**SHORT EXERCISE**
In the listing below, locate the lines bearing the word "filled". Copy every one of them.

%%

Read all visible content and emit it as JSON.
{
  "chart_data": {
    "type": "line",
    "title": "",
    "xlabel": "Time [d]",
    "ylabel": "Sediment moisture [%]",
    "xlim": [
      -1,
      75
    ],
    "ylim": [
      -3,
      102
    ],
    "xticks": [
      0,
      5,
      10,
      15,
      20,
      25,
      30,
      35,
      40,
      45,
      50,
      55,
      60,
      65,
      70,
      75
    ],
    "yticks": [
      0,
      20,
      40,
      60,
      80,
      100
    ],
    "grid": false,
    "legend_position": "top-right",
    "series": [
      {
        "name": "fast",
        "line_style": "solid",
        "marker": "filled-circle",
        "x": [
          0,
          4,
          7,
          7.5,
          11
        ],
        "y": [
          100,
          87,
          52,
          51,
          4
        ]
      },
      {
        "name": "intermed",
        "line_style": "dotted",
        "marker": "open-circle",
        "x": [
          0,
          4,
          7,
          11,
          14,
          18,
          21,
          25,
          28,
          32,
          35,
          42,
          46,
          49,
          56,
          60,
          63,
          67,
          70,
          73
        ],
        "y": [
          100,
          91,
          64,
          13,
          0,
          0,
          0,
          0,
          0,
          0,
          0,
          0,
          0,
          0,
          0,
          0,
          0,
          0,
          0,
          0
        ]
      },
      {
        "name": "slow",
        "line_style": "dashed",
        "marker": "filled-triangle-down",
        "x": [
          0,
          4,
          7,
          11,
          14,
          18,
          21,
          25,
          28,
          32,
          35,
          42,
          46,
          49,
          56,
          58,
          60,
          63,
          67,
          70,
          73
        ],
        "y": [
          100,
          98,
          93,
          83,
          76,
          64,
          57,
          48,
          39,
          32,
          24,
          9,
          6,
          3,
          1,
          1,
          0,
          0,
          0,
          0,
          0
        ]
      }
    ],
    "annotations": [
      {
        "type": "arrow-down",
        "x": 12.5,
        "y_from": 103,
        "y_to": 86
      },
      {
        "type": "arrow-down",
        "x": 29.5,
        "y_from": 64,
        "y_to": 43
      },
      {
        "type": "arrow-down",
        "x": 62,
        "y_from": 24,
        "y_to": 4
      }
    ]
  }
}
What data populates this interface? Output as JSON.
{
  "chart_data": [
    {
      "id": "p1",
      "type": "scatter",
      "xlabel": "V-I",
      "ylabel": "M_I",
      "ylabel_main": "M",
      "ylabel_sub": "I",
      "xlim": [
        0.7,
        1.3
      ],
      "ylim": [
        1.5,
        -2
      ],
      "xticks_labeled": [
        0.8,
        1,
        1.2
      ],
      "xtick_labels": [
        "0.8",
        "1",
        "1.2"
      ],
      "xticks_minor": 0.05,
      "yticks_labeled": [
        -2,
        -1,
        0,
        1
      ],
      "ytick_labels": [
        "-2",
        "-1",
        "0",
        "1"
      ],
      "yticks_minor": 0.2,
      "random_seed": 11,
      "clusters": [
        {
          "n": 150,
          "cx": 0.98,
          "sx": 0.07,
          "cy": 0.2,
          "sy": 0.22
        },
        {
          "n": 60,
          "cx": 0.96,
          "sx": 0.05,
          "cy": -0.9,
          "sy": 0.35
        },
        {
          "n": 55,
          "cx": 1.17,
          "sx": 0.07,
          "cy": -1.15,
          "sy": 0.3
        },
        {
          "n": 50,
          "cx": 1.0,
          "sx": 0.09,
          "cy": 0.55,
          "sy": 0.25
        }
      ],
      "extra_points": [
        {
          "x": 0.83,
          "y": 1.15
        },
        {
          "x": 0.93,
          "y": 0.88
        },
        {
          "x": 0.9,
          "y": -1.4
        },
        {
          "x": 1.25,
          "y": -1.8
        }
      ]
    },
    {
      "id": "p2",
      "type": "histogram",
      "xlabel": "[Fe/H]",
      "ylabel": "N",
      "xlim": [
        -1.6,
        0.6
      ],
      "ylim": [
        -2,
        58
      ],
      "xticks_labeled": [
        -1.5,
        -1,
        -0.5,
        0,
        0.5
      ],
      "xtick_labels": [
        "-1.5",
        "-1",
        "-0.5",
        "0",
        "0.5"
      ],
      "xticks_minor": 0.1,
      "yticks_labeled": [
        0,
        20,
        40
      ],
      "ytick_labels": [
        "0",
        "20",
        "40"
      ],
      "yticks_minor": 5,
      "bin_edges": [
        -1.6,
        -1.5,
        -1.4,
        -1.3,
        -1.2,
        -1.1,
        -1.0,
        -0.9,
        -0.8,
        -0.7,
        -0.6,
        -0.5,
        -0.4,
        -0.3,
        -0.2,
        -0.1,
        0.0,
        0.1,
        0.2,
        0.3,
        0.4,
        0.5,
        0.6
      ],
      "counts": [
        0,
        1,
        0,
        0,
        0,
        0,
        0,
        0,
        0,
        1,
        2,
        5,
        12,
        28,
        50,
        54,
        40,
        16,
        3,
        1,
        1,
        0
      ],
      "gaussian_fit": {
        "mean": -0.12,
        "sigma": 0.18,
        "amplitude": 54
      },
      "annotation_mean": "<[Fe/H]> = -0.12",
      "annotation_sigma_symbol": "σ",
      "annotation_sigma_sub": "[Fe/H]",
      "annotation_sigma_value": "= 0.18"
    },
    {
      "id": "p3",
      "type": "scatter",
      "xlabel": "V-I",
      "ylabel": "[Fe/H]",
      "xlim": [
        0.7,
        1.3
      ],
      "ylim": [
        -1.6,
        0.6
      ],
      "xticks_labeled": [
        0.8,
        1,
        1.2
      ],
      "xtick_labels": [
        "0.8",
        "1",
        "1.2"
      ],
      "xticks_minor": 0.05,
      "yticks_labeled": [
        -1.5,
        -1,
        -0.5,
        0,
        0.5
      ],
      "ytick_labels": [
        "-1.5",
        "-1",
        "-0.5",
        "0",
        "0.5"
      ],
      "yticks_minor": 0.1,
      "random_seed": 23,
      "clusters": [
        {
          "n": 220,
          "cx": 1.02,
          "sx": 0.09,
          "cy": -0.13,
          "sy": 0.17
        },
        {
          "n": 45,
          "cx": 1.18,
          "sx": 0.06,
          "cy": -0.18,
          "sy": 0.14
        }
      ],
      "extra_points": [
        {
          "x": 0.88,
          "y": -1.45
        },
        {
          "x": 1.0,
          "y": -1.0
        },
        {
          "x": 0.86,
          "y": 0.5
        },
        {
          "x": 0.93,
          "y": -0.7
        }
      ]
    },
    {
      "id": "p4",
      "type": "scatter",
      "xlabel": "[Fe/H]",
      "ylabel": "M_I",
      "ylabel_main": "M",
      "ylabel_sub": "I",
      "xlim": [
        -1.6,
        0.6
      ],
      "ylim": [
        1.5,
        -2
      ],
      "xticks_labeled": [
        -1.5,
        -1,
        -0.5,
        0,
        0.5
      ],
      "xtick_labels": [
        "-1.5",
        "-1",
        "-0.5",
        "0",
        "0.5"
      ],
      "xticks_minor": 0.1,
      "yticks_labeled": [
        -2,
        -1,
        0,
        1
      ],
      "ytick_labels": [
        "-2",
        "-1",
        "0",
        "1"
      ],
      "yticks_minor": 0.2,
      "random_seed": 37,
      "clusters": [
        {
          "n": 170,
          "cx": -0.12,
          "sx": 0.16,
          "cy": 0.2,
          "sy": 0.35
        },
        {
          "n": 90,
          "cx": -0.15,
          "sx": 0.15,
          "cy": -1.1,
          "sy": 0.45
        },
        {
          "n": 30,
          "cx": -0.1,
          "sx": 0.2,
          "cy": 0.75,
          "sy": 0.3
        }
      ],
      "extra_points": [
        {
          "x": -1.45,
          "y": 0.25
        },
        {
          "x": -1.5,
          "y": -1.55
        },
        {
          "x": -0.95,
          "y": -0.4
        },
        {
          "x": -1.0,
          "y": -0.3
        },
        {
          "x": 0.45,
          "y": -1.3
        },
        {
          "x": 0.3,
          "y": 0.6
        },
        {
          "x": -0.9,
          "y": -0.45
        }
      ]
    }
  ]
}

%%

**TASK RESULT**
        "marker": "filled-circle",
        "marker": "filled-triangle-down",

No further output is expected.